>> START Records for processing

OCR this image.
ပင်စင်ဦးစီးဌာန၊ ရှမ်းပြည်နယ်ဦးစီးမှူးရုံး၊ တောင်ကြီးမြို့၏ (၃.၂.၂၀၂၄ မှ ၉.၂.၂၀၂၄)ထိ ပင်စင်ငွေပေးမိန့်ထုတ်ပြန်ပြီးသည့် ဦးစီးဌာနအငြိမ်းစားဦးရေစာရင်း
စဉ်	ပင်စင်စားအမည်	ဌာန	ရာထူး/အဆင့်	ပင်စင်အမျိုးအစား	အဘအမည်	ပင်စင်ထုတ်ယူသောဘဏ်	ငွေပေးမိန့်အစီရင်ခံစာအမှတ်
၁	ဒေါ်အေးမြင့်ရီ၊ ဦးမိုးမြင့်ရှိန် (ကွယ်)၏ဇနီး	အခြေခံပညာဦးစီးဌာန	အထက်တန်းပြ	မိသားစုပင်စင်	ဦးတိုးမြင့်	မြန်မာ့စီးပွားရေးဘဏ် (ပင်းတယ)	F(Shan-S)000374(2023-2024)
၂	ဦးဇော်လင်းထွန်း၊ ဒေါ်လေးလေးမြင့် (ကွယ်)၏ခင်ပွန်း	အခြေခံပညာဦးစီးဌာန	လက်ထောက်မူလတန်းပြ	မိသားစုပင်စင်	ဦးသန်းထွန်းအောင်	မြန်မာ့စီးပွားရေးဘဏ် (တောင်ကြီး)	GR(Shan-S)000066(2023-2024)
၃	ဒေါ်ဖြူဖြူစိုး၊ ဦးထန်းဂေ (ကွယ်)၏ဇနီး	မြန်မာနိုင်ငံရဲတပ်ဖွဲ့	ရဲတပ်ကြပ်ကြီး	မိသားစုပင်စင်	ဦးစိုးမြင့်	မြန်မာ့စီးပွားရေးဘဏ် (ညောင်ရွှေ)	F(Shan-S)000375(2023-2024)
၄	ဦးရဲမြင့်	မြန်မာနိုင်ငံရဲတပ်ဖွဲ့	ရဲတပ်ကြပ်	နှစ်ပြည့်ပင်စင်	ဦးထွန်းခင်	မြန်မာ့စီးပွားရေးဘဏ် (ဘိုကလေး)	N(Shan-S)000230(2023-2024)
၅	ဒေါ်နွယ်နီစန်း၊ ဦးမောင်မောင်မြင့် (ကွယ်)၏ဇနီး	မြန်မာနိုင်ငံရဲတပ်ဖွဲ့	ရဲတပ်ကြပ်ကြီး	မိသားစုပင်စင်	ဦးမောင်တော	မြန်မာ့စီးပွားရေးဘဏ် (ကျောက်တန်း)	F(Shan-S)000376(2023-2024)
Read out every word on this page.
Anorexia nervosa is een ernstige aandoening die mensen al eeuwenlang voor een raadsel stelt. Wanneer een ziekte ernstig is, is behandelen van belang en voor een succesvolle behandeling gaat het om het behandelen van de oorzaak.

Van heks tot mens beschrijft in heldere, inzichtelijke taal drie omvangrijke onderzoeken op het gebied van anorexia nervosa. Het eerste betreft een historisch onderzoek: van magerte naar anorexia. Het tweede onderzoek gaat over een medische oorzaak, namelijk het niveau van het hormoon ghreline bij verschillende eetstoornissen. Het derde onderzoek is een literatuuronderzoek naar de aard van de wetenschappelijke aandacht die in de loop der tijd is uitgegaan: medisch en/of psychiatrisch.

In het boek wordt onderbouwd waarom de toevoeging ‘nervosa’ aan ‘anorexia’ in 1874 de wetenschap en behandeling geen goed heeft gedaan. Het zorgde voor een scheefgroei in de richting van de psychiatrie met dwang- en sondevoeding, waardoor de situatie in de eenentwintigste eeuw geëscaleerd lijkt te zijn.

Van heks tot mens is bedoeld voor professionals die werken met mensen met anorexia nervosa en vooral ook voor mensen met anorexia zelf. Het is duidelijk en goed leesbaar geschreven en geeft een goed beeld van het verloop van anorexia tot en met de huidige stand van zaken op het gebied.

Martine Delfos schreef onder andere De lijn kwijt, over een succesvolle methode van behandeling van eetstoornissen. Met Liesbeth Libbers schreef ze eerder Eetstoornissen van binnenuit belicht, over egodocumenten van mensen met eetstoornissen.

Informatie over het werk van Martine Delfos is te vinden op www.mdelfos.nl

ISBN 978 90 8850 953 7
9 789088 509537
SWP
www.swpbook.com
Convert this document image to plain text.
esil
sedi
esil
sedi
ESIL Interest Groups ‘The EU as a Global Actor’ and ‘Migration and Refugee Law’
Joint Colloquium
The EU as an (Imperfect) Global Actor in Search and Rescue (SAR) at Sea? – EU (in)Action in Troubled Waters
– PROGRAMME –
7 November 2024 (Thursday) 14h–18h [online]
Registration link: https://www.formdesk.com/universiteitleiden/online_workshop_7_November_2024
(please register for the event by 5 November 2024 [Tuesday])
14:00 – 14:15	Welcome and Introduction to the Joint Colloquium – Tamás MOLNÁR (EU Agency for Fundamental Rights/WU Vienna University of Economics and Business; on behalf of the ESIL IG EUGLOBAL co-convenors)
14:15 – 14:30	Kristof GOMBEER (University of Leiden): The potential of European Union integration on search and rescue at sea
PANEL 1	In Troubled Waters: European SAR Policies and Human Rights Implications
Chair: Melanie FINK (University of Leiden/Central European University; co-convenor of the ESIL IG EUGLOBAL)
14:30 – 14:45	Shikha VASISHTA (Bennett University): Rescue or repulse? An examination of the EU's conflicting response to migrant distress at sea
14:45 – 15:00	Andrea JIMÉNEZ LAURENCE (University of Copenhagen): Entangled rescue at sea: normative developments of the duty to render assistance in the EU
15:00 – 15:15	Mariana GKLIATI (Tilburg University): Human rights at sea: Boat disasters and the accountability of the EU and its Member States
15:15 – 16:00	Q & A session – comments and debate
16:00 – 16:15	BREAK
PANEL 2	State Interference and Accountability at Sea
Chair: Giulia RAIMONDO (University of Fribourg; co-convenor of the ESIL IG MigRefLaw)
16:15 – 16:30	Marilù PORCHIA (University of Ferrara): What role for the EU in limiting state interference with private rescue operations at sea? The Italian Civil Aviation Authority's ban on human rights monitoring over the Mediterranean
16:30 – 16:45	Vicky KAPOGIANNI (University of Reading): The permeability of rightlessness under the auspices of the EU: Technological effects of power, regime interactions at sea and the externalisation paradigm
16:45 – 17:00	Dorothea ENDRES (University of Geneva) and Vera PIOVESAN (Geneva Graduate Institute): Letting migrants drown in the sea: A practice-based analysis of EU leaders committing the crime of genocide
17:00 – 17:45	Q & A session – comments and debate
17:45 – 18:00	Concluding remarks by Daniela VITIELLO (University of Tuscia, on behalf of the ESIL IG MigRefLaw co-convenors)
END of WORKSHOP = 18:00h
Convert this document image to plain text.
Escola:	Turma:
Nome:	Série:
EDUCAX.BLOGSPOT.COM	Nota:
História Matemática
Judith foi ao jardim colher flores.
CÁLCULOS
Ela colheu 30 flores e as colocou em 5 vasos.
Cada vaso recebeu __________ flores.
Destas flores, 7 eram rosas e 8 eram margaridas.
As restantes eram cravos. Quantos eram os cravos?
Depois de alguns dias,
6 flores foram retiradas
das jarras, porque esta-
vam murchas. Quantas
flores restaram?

>> END Records for processing

Collect the lines of the records that include the string "heks".

Reply to the task
Van heks tot mens beschrijft in heldere, inzichtelijke taal drie omvangrijke onderzoeken op het gebied van anorexia nervosa. Het eerste betreft een historisch onderzoek: van magerte naar anorexia. Het tweede onderzoek gaat over een medische oorzaak, namelijk het niveau van het hormoon ghreline bij verschillende eetstoornissen. Het derde onderzoek is een literatuuronderzoek naar de aard van de wetenschappelijke aandacht die in de loop der tijd is uitgegaan: medisch en/of psychiatrisch.
Van heks tot mens is bedoeld voor professionals die werken met mensen met anorexia nervosa en vooral ook voor mensen met anorexia zelf. Het is duidelijk en goed leesbaar geschreven en geeft een goed beeld van het verloop van anorexia tot en met de huidige stand van zaken op het gebied.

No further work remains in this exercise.